## What you need to do
With the pictures omitted, write out the entries that follow exactly as they stand.

## Dataset content
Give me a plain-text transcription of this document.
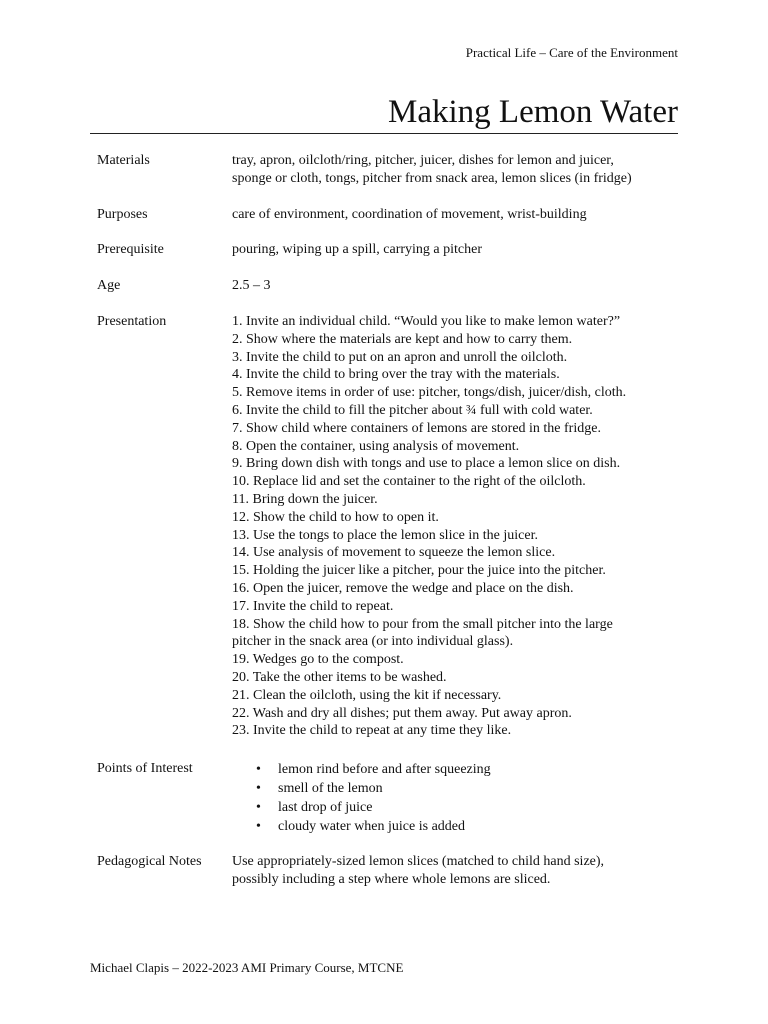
Practical Life – Care of the Environment
Making Lemon Water
Materials	tray, apron, oilcloth/ring, pitcher, juicer, dishes for lemon and juicer,
sponge or cloth, tongs, pitcher from snack area, lemon slices (in fridge)
Purposes	care of environment, coordination of movement, wrist-building
Prerequisite	pouring, wiping up a spill, carrying a pitcher
Age	2.5 – 3
Presentation	1. Invite an individual child. “Would you like to make lemon water?”
2. Show where the materials are kept and how to carry them.
3. Invite the child to put on an apron and unroll the oilcloth.
4. Invite the child to bring over the tray with the materials.
5. Remove items in order of use: pitcher, tongs/dish, juicer/dish, cloth.
6. Invite the child to fill the pitcher about ¾ full with cold water.
7. Show child where containers of lemons are stored in the fridge.
8. Open the container, using analysis of movement.
9. Bring down dish with tongs and use to place a lemon slice on dish.
10. Replace lid and set the container to the right of the oilcloth.
11. Bring down the juicer.
12. Show the child to how to open it.
13. Use the tongs to place the lemon slice in the juicer.
14. Use analysis of movement to squeeze the lemon slice.
15. Holding the juicer like a pitcher, pour the juice into the pitcher.
16. Open the juicer, remove the wedge and place on the dish.
17. Invite the child to repeat.
18. Show the child how to pour from the small pitcher into the large
pitcher in the snack area (or into individual glass).
19. Wedges go to the compost.
20. Take the other items to be washed.
21. Clean the oilcloth, using the kit if necessary.
22. Wash and dry all dishes; put them away. Put away apron.
23. Invite the child to repeat at any time they like.
Points of Interest
•	lemon rind before and after squeezing
• smell of the lemon
• last drop of juice
• cloudy water when juice is added
Pedagogical Notes Use appropriately-sized lemon slices (matched to child hand size),
possibly including a step where whole lemons are sliced.
Michael Clapis – 2022-2023 AMI Primary Course, MTCNE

## Response for this exercise
Give me a plain-text transcription of this document.
Practical Life – Care of the Environment
Making Lemon Water
Materials	tray, apron, oilcloth/ring, pitcher, juicer, dishes for lemon and juicer,
sponge or cloth, tongs, pitcher from snack area, lemon slices (in fridge)
Purposes	care of environment, coordination of movement, wrist-building
Prerequisite	pouring, wiping up a spill, carrying a pitcher
Age	2.5 – 3
Presentation	1. Invite an individual child. “Would you like to make lemon water?”
2. Show where the materials are kept and how to carry them.
3. Invite the child to put on an apron and unroll the oilcloth.
4. Invite the child to bring over the tray with the materials.
5. Remove items in order of use: pitcher, tongs/dish, juicer/dish, cloth.
6. Invite the child to fill the pitcher about ¾ full with cold water.
7. Show child where containers of lemons are stored in the fridge.
8. Open the container, using analysis of movement.
9. Bring down dish with tongs and use to place a lemon slice on dish.
10. Replace lid and set the container to the right of the oilcloth.
11. Bring down the juicer.
12. Show the child to how to open it.
13. Use the tongs to place the lemon slice in the juicer.
14. Use analysis of movement to squeeze the lemon slice.
15. Holding the juicer like a pitcher, pour the juice into the pitcher.
16. Open the juicer, remove the wedge and place on the dish.
17. Invite the child to repeat.
18. Show the child how to pour from the small pitcher into the large
pitcher in the snack area (or into individual glass).
19. Wedges go to the compost.
20. Take the other items to be washed.
21. Clean the oilcloth, using the kit if necessary.
22. Wash and dry all dishes; put them away. Put away apron.
23. Invite the child to repeat at any time they like.
Points of Interest
•	lemon rind before and after squeezing
• smell of the lemon
• last drop of juice
• cloudy water when juice is added
Pedagogical Notes Use appropriately-sized lemon slices (matched to child hand size),
possibly including a step where whole lemons are sliced.
Michael Clapis – 2022-2023 AMI Primary Course, MTCNE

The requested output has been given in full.